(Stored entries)

.....

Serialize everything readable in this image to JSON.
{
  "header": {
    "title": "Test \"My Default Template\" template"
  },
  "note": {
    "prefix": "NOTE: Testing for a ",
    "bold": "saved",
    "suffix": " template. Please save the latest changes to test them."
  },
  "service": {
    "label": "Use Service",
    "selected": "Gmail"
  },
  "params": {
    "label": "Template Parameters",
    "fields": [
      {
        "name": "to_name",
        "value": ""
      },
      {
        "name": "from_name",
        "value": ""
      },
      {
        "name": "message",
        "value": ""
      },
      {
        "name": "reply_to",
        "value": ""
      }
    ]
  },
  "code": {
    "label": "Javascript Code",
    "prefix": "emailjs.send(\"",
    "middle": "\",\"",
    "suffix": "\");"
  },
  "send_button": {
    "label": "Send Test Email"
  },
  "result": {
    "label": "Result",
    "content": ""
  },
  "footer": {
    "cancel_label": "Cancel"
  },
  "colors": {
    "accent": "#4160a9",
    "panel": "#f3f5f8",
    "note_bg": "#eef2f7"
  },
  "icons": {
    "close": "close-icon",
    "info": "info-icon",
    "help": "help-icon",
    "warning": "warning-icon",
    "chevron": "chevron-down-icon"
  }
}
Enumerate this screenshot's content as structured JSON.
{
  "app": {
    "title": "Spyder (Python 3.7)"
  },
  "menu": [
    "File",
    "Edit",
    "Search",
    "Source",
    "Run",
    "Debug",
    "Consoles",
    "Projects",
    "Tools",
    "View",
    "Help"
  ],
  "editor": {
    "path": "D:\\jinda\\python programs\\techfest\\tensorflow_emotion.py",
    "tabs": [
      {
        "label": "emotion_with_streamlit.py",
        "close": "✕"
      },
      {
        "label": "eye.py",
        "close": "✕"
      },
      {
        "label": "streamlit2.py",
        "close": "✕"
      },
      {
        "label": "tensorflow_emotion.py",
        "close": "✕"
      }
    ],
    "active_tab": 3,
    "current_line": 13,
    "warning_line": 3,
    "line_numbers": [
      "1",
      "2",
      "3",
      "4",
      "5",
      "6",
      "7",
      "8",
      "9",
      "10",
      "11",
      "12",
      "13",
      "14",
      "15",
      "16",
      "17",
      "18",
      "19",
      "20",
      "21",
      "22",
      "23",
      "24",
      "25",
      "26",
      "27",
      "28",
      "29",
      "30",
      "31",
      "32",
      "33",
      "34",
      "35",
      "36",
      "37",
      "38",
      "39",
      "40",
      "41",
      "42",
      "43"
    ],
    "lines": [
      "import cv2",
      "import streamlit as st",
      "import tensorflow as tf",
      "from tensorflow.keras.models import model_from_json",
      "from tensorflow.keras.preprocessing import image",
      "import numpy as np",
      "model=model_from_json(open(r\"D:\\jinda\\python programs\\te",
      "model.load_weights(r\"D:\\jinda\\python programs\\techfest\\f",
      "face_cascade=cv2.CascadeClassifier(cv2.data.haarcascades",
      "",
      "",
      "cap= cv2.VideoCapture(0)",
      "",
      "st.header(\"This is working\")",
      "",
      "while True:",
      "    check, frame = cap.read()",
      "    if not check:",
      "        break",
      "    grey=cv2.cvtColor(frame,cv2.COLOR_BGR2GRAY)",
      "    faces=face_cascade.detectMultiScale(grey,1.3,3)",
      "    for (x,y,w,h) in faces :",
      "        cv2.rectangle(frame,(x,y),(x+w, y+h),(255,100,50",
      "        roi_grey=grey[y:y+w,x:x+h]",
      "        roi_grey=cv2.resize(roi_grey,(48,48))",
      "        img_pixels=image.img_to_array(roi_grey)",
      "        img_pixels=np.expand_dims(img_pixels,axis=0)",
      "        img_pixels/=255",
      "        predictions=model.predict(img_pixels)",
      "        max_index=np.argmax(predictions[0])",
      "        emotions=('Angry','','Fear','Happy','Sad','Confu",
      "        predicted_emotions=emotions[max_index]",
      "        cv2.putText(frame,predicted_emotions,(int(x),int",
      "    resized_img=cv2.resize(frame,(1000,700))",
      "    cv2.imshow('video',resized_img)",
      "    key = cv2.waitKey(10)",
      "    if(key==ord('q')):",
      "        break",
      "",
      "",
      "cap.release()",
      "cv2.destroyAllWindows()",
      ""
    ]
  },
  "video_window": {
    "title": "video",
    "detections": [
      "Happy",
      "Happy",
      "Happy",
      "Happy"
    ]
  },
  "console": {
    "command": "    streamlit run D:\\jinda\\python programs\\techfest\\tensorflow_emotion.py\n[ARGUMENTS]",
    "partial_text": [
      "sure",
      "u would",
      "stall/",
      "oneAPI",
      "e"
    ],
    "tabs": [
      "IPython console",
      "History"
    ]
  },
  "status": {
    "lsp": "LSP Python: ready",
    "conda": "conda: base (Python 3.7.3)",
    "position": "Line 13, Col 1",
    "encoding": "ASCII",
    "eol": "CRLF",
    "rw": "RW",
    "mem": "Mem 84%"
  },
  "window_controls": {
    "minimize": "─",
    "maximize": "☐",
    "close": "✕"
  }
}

.....

Your task is to repeat every entry exactly.

Serialize everything readable in this image to JSON.
{
  "header": {
    "title": "Test \"My Default Template\" template"
  },
  "note": {
    "prefix": "NOTE: Testing for a ",
    "bold": "saved",
    "suffix": " template. Please save the latest changes to test them."
  },
  "service": {
    "label": "Use Service",
    "selected": "Gmail"
  },
  "params": {
    "label": "Template Parameters",
    "fields": [
      {
        "name": "to_name",
        "value": ""
      },
      {
        "name": "from_name",
        "value": ""
      },
      {
        "name": "message",
        "value": ""
      },
      {
        "name": "reply_to",
        "value": ""
      }
    ]
  },
  "code": {
    "label": "Javascript Code",
    "prefix": "emailjs.send(\"",
    "middle": "\",\"",
    "suffix": "\");"
  },
  "send_button": {
    "label": "Send Test Email"
  },
  "result": {
    "label": "Result",
    "content": ""
  },
  "footer": {
    "cancel_label": "Cancel"
  },
  "colors": {
    "accent": "#4160a9",
    "panel": "#f3f5f8",
    "note_bg": "#eef2f7"
  },
  "icons": {
    "close": "close-icon",
    "info": "info-icon",
    "help": "help-icon",
    "warning": "warning-icon",
    "chevron": "chevron-down-icon"
  }
}
Enumerate this screenshot's content as structured JSON.
{
  "app": {
    "title": "Spyder (Python 3.7)"
  },
  "menu": [
    "File",
    "Edit",
    "Search",
    "Source",
    "Run",
    "Debug",
    "Consoles",
    "Projects",
    "Tools",
    "View",
    "Help"
  ],
  "editor": {
    "path": "D:\\jinda\\python programs\\techfest\\tensorflow_emotion.py",
    "tabs": [
      {
        "label": "emotion_with_streamlit.py",
        "close": "✕"
      },
      {
        "label": "eye.py",
        "close": "✕"
      },
      {
        "label": "streamlit2.py",
        "close": "✕"
      },
      {
        "label": "tensorflow_emotion.py",
        "close": "✕"
      }
    ],
    "active_tab": 3,
    "current_line": 13,
    "warning_line": 3,
    "line_numbers": [
      "1",
      "2",
      "3",
      "4",
      "5",
      "6",
      "7",
      "8",
      "9",
      "10",
      "11",
      "12",
      "13",
      "14",
      "15",
      "16",
      "17",
      "18",
      "19",
      "20",
      "21",
      "22",
      "23",
      "24",
      "25",
      "26",
      "27",
      "28",
      "29",
      "30",
      "31",
      "32",
      "33",
      "34",
      "35",
      "36",
      "37",
      "38",
      "39",
      "40",
      "41",
      "42",
      "43"
    ],
    "lines": [
      "import cv2",
      "import streamlit as st",
      "import tensorflow as tf",
      "from tensorflow.keras.models import model_from_json",
      "from tensorflow.keras.preprocessing import image",
      "import numpy as np",
      "model=model_from_json(open(r\"D:\\jinda\\python programs\\te",
      "model.load_weights(r\"D:\\jinda\\python programs\\techfest\\f",
      "face_cascade=cv2.CascadeClassifier(cv2.data.haarcascades",
      "",
      "",
      "cap= cv2.VideoCapture(0)",
      "",
      "st.header(\"This is working\")",
      "",
      "while True:",
      "    check, frame = cap.read()",
      "    if not check:",
      "        break",
      "    grey=cv2.cvtColor(frame,cv2.COLOR_BGR2GRAY)",
      "    faces=face_cascade.detectMultiScale(grey,1.3,3)",
      "    for (x,y,w,h) in faces :",
      "        cv2.rectangle(frame,(x,y),(x+w, y+h),(255,100,50",
      "        roi_grey=grey[y:y+w,x:x+h]",
      "        roi_grey=cv2.resize(roi_grey,(48,48))",
      "        img_pixels=image.img_to_array(roi_grey)",
      "        img_pixels=np.expand_dims(img_pixels,axis=0)",
      "        img_pixels/=255",
      "        predictions=model.predict(img_pixels)",
      "        max_index=np.argmax(predictions[0])",
      "        emotions=('Angry','','Fear','Happy','Sad','Confu",
      "        predicted_emotions=emotions[max_index]",
      "        cv2.putText(frame,predicted_emotions,(int(x),int",
      "    resized_img=cv2.resize(frame,(1000,700))",
      "    cv2.imshow('video',resized_img)",
      "    key = cv2.waitKey(10)",
      "    if(key==ord('q')):",
      "        break",
      "",
      "",
      "cap.release()",
      "cv2.destroyAllWindows()",
      ""
    ]
  },
  "video_window": {
    "title": "video",
    "detections": [
      "Happy",
      "Happy",
      "Happy",
      "Happy"
    ]
  },
  "console": {
    "command": "    streamlit run D:\\jinda\\python programs\\techfest\\tensorflow_emotion.py\n[ARGUMENTS]",
    "partial_text": [
      "sure",
      "u would",
      "stall/",
      "oneAPI",
      "e"
    ],
    "tabs": [
      "IPython console",
      "History"
    ]
  },
  "status": {
    "lsp": "LSP Python: ready",
    "conda": "conda: base (Python 3.7.3)",
    "position": "Line 13, Col 1",
    "encoding": "ASCII",
    "eol": "CRLF",
    "rw": "RW",
    "mem": "Mem 84%"
  },
  "window_controls": {
    "minimize": "─",
    "maximize": "☐",
    "close": "✕"
  }
}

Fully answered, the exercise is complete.